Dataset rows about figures
******

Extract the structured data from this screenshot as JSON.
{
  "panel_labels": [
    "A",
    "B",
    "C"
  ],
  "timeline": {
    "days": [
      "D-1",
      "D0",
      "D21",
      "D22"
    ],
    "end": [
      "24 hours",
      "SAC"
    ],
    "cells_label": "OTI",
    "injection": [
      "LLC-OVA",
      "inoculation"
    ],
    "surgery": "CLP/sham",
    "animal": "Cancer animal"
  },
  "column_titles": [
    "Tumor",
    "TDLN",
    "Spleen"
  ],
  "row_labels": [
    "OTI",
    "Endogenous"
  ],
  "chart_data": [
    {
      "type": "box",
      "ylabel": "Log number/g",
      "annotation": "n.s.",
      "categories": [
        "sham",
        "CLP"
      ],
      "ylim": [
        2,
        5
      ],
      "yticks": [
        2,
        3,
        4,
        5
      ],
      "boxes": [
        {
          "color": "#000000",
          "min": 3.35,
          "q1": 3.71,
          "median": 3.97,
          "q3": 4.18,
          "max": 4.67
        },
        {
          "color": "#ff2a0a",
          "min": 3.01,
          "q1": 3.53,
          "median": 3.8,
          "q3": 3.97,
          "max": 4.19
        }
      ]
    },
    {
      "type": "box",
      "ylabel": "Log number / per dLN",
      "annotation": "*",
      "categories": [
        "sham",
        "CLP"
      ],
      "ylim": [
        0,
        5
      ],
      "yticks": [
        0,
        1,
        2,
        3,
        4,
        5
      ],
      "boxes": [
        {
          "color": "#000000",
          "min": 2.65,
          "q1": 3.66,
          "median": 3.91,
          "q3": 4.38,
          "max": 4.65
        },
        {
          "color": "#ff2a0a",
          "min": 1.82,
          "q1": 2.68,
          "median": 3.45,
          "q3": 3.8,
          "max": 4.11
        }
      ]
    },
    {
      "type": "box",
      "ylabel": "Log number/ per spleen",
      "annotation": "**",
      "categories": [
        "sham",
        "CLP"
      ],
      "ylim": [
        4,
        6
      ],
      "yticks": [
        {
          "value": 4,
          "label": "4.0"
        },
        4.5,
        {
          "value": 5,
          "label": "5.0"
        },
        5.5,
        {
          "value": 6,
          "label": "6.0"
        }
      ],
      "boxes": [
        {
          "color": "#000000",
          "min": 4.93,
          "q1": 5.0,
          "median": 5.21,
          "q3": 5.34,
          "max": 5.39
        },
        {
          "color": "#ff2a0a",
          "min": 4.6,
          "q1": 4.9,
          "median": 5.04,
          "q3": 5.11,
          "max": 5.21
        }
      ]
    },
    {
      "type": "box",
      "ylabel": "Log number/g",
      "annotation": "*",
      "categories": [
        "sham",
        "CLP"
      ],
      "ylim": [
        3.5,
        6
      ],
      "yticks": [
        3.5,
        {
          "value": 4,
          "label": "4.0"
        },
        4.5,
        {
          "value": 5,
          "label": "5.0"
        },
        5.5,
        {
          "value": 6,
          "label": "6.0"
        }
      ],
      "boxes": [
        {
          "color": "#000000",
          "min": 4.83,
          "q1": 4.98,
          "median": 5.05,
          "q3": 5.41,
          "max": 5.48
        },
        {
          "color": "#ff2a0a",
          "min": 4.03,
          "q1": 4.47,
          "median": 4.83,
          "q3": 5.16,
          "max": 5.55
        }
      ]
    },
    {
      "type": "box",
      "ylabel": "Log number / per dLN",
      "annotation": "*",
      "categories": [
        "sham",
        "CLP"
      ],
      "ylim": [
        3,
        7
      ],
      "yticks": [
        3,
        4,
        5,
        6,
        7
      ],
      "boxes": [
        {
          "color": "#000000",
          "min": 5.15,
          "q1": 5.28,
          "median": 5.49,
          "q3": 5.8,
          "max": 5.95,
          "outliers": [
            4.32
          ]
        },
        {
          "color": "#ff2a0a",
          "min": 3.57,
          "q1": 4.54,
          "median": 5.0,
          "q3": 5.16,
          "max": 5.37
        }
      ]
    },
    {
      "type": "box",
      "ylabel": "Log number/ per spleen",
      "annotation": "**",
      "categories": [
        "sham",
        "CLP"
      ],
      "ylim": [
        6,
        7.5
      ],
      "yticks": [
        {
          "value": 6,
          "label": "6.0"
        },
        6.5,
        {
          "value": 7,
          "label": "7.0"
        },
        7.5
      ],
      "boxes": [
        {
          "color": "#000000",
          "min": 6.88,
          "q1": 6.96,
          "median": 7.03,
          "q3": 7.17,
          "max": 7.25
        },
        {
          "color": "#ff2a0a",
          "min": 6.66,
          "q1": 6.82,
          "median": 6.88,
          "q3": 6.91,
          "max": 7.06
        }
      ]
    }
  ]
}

******

### DIRECTIONS FOR THIS TASK
Set down every entry exactly as given.

### RESULT OF THIS TASK
Extract the structured data from this screenshot as JSON.
{
  "panel_labels": [
    "A",
    "B",
    "C"
  ],
  "timeline": {
    "days": [
      "D-1",
      "D0",
      "D21",
      "D22"
    ],
    "end": [
      "24 hours",
      "SAC"
    ],
    "cells_label": "OTI",
    "injection": [
      "LLC-OVA",
      "inoculation"
    ],
    "surgery": "CLP/sham",
    "animal": "Cancer animal"
  },
  "column_titles": [
    "Tumor",
    "TDLN",
    "Spleen"
  ],
  "row_labels": [
    "OTI",
    "Endogenous"
  ],
  "chart_data": [
    {
      "type": "box",
      "ylabel": "Log number/g",
      "annotation": "n.s.",
      "categories": [
        "sham",
        "CLP"
      ],
      "ylim": [
        2,
        5
      ],
      "yticks": [
        2,
        3,
        4,
        5
      ],
      "boxes": [
        {
          "color": "#000000",
          "min": 3.35,
          "q1": 3.71,
          "median": 3.97,
          "q3": 4.18,
          "max": 4.67
        },
        {
          "color": "#ff2a0a",
          "min": 3.01,
          "q1": 3.53,
          "median": 3.8,
          "q3": 3.97,
          "max": 4.19
        }
      ]
    },
    {
      "type": "box",
      "ylabel": "Log number / per dLN",
      "annotation": "*",
      "categories": [
        "sham",
        "CLP"
      ],
      "ylim": [
        0,
        5
      ],
      "yticks": [
        0,
        1,
        2,
        3,
        4,
        5
      ],
      "boxes": [
        {
          "color": "#000000",
          "min": 2.65,
          "q1": 3.66,
          "median": 3.91,
          "q3": 4.38,
          "max": 4.65
        },
        {
          "color": "#ff2a0a",
          "min": 1.82,
          "q1": 2.68,
          "median": 3.45,
          "q3": 3.8,
          "max": 4.11
        }
      ]
    },
    {
      "type": "box",
      "ylabel": "Log number/ per spleen",
      "annotation": "**",
      "categories": [
        "sham",
        "CLP"
      ],
      "ylim": [
        4,
        6
      ],
      "yticks": [
        {
          "value": 4,
          "label": "4.0"
        },
        4.5,
        {
          "value": 5,
          "label": "5.0"
        },
        5.5,
        {
          "value": 6,
          "label": "6.0"
        }
      ],
      "boxes": [
        {
          "color": "#000000",
          "min": 4.93,
          "q1": 5.0,
          "median": 5.21,
          "q3": 5.34,
          "max": 5.39
        },
        {
          "color": "#ff2a0a",
          "min": 4.6,
          "q1": 4.9,
          "median": 5.04,
          "q3": 5.11,
          "max": 5.21
        }
      ]
    },
    {
      "type": "box",
      "ylabel": "Log number/g",
      "annotation": "*",
      "categories": [
        "sham",
        "CLP"
      ],
      "ylim": [
        3.5,
        6
      ],
      "yticks": [
        3.5,
        {
          "value": 4,
          "label": "4.0"
        },
        4.5,
        {
          "value": 5,
          "label": "5.0"
        },
        5.5,
        {
          "value": 6,
          "label": "6.0"
        }
      ],
      "boxes": [
        {
          "color": "#000000",
          "min": 4.83,
          "q1": 4.98,
          "median": 5.05,
          "q3": 5.41,
          "max": 5.48
        },
        {
          "color": "#ff2a0a",
          "min": 4.03,
          "q1": 4.47,
          "median": 4.83,
          "q3": 5.16,
          "max": 5.55
        }
      ]
    },
    {
      "type": "box",
      "ylabel": "Log number / per dLN",
      "annotation": "*",
      "categories": [
        "sham",
        "CLP"
      ],
      "ylim": [
        3,
        7
      ],
      "yticks": [
        3,
        4,
        5,
        6,
        7
      ],
      "boxes": [
        {
          "color": "#000000",
          "min": 5.15,
          "q1": 5.28,
          "median": 5.49,
          "q3": 5.8,
          "max": 5.95,
          "outliers": [
            4.32
          ]
        },
        {
          "color": "#ff2a0a",
          "min": 3.57,
          "q1": 4.54,
          "median": 5.0,
          "q3": 5.16,
          "max": 5.37
        }
      ]
    },
    {
      "type": "box",
      "ylabel": "Log number/ per spleen",
      "annotation": "**",
      "categories": [
        "sham",
        "CLP"
      ],
      "ylim": [
        6,
        7.5
      ],
      "yticks": [
        {
          "value": 6,
          "label": "6.0"
        },
        6.5,
        {
          "value": 7,
          "label": "7.0"
        },
        7.5
      ],
      "boxes": [
        {
          "color": "#000000",
          "min": 6.88,
          "q1": 6.96,
          "median": 7.03,
          "q3": 7.17,
          "max": 7.25
        },
        {
          "color": "#ff2a0a",
          "min": 6.66,
          "q1": 6.82,
          "median": 6.88,
          "q3": 6.91,
          "max": 7.06
        }
      ]
    }
  ]
}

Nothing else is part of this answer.